Data entries
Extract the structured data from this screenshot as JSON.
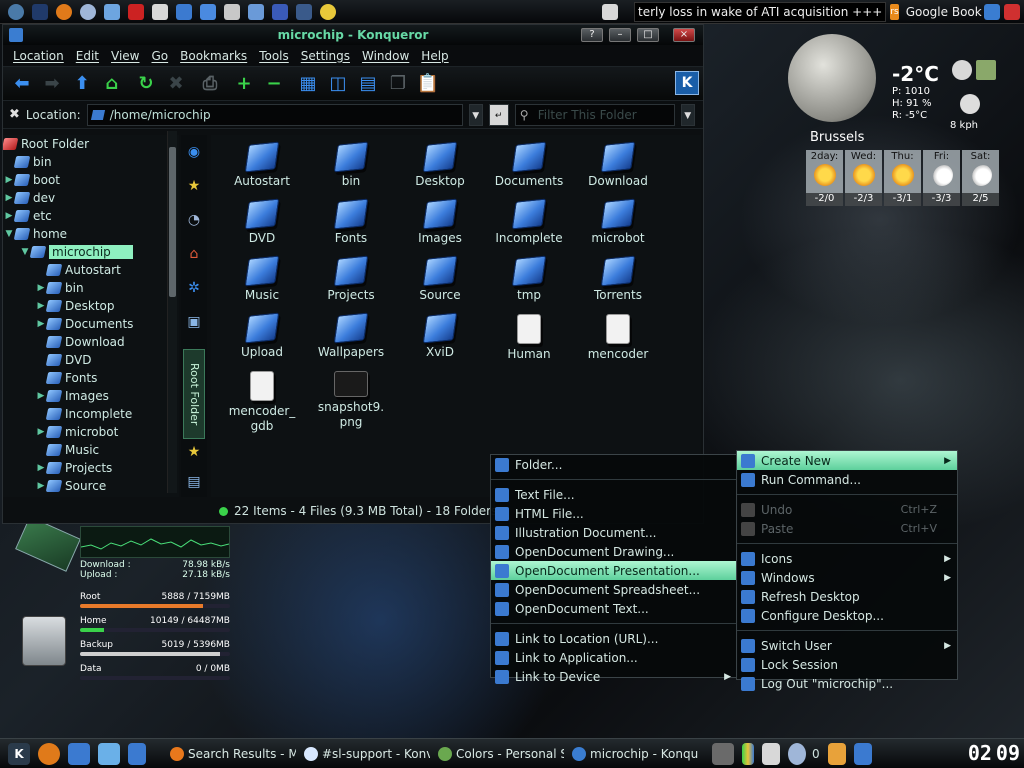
{
  "top_panel": {
    "ticker_text": "terly loss in wake of ATI acquisition +++",
    "ticker_book": "Google Book"
  },
  "window": {
    "title": "microchip - Konqueror",
    "menu": [
      "Location",
      "Edit",
      "View",
      "Go",
      "Bookmarks",
      "Tools",
      "Settings",
      "Window",
      "Help"
    ],
    "location_label": "Location:",
    "location_value": "/home/microchip",
    "filter_placeholder": "Filter This Folder"
  },
  "tree": {
    "root": "Root Folder",
    "items": [
      {
        "label": "bin",
        "depth": 0,
        "expandable": false
      },
      {
        "label": "boot",
        "depth": 0,
        "expandable": true
      },
      {
        "label": "dev",
        "depth": 0,
        "expandable": true
      },
      {
        "label": "etc",
        "depth": 0,
        "expandable": true
      },
      {
        "label": "home",
        "depth": 0,
        "expandable": true,
        "expanded": true
      },
      {
        "label": "microchip",
        "depth": 1,
        "expandable": true,
        "expanded": true,
        "selected": true
      },
      {
        "label": "Autostart",
        "depth": 2,
        "expandable": false
      },
      {
        "label": "bin",
        "depth": 2,
        "expandable": true
      },
      {
        "label": "Desktop",
        "depth": 2,
        "expandable": true
      },
      {
        "label": "Documents",
        "depth": 2,
        "expandable": true
      },
      {
        "label": "Download",
        "depth": 2,
        "expandable": false
      },
      {
        "label": "DVD",
        "depth": 2,
        "expandable": false
      },
      {
        "label": "Fonts",
        "depth": 2,
        "expandable": false
      },
      {
        "label": "Images",
        "depth": 2,
        "expandable": true
      },
      {
        "label": "Incomplete",
        "depth": 2,
        "expandable": false
      },
      {
        "label": "microbot",
        "depth": 2,
        "expandable": true
      },
      {
        "label": "Music",
        "depth": 2,
        "expandable": false
      },
      {
        "label": "Projects",
        "depth": 2,
        "expandable": true
      },
      {
        "label": "Source",
        "depth": 2,
        "expandable": true
      }
    ]
  },
  "sidebar": {
    "active_tab": "Root Folder"
  },
  "files": [
    {
      "name": "Autostart",
      "kind": "folder"
    },
    {
      "name": "bin",
      "kind": "folder"
    },
    {
      "name": "Desktop",
      "kind": "folder"
    },
    {
      "name": "Documents",
      "kind": "folder"
    },
    {
      "name": "Download",
      "kind": "folder"
    },
    {
      "name": "DVD",
      "kind": "folder"
    },
    {
      "name": "Fonts",
      "kind": "folder"
    },
    {
      "name": "Images",
      "kind": "folder"
    },
    {
      "name": "Incomplete",
      "kind": "folder"
    },
    {
      "name": "microbot",
      "kind": "folder"
    },
    {
      "name": "Music",
      "kind": "folder"
    },
    {
      "name": "Projects",
      "kind": "folder"
    },
    {
      "name": "Source",
      "kind": "folder"
    },
    {
      "name": "tmp",
      "kind": "folder"
    },
    {
      "name": "Torrents",
      "kind": "folder"
    },
    {
      "name": "Upload",
      "kind": "folder"
    },
    {
      "name": "Wallpapers",
      "kind": "folder"
    },
    {
      "name": "XviD",
      "kind": "folder"
    },
    {
      "name": "Human",
      "kind": "doc"
    },
    {
      "name": "mencoder",
      "kind": "doc"
    },
    {
      "name": "mencoder_\ngdb",
      "kind": "doc"
    },
    {
      "name": "snapshot9.\npng",
      "kind": "image"
    }
  ],
  "status": "22 Items - 4 Files (9.3 MB Total) - 18 Folders",
  "weather": {
    "temperature": "-2°C",
    "details": [
      "P: 1010",
      "H: 91 %",
      "R: -5°C"
    ],
    "wind": "8 kph",
    "city": "Brussels",
    "forecast": [
      {
        "day": "2day:",
        "range": "-2/0",
        "icon": "sun-cloud"
      },
      {
        "day": "Wed:",
        "range": "-2/3",
        "icon": "sun"
      },
      {
        "day": "Thu:",
        "range": "-3/1",
        "icon": "sun-cloud"
      },
      {
        "day": "Fri:",
        "range": "-3/3",
        "icon": "snow"
      },
      {
        "day": "Sat:",
        "range": "2/5",
        "icon": "cloud"
      }
    ]
  },
  "sysmon": {
    "download": {
      "label": "Download :",
      "value": "78.98 kB/s"
    },
    "upload": {
      "label": "Upload :",
      "value": "27.18 kB/s"
    },
    "disks": [
      {
        "name": "Root",
        "usage": "5888 / 7159MB",
        "fill_fraction": 0.82,
        "color": "#e87a2a"
      },
      {
        "name": "Home",
        "usage": "10149 / 64487MB",
        "fill_fraction": 0.16,
        "color": "#3ad24a"
      },
      {
        "name": "Backup",
        "usage": "5019 / 5396MB",
        "fill_fraction": 0.93,
        "color": "#cfcfcf"
      },
      {
        "name": "Data",
        "usage": "0 / 0MB",
        "fill_fraction": 0,
        "color": "#cfcfcf"
      }
    ]
  },
  "desktop_menu": {
    "items": [
      {
        "label": "Create New",
        "icon": "new-icon",
        "submenu": true,
        "highlighted": true
      },
      {
        "label": "Run Command...",
        "icon": "gear-icon"
      },
      {
        "sep": true
      },
      {
        "label": "Undo",
        "icon": "undo-icon",
        "shortcut": "Ctrl+Z",
        "disabled": true
      },
      {
        "label": "Paste",
        "icon": "paste-icon",
        "shortcut": "Ctrl+V",
        "disabled": true
      },
      {
        "sep": true
      },
      {
        "label": "Icons",
        "icon": "icons-icon",
        "submenu": true
      },
      {
        "label": "Windows",
        "icon": "windows-icon",
        "submenu": true
      },
      {
        "label": "Refresh Desktop",
        "icon": "refresh-icon"
      },
      {
        "label": "Configure Desktop...",
        "icon": "configure-icon"
      },
      {
        "sep": true
      },
      {
        "label": "Switch User",
        "icon": "switch-user-icon",
        "submenu": true
      },
      {
        "label": "Lock Session",
        "icon": "lock-icon"
      },
      {
        "label": "Log Out \"microchip\"...",
        "icon": "logout-icon"
      }
    ]
  },
  "create_new_menu": {
    "items": [
      {
        "label": "Folder...",
        "icon": "folder-icon"
      },
      {
        "sep": true
      },
      {
        "label": "Text File...",
        "icon": "text-file-icon"
      },
      {
        "label": "HTML File...",
        "icon": "html-file-icon"
      },
      {
        "label": "Illustration Document...",
        "icon": "illustration-icon"
      },
      {
        "label": "OpenDocument Drawing...",
        "icon": "drawing-icon"
      },
      {
        "label": "OpenDocument Presentation...",
        "icon": "presentation-icon",
        "highlighted": true
      },
      {
        "label": "OpenDocument Spreadsheet...",
        "icon": "spreadsheet-icon"
      },
      {
        "label": "OpenDocument Text...",
        "icon": "odt-icon"
      },
      {
        "sep": true
      },
      {
        "label": "Link to Location (URL)...",
        "icon": "link-url-icon"
      },
      {
        "label": "Link to Application...",
        "icon": "link-app-icon"
      },
      {
        "label": "Link to Device",
        "icon": "link-device-icon",
        "submenu": true
      }
    ]
  },
  "taskbar": {
    "tasks": [
      {
        "label": "Search Results - Mozil",
        "color": "#e8781c"
      },
      {
        "label": "#sl-support - Konvers",
        "color": "#d8e8ff"
      },
      {
        "label": "Colors - Personal Sett",
        "color": "#6aa84f"
      },
      {
        "label": "microchip - Konqueror",
        "color": "#3a7dd1"
      }
    ],
    "tray_number": "0",
    "clock": [
      "02",
      "09"
    ]
  }
}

Work to complete ::
Among the entries, how many lines contain the string "usage"? Give the number without anything else.

The reply ::
4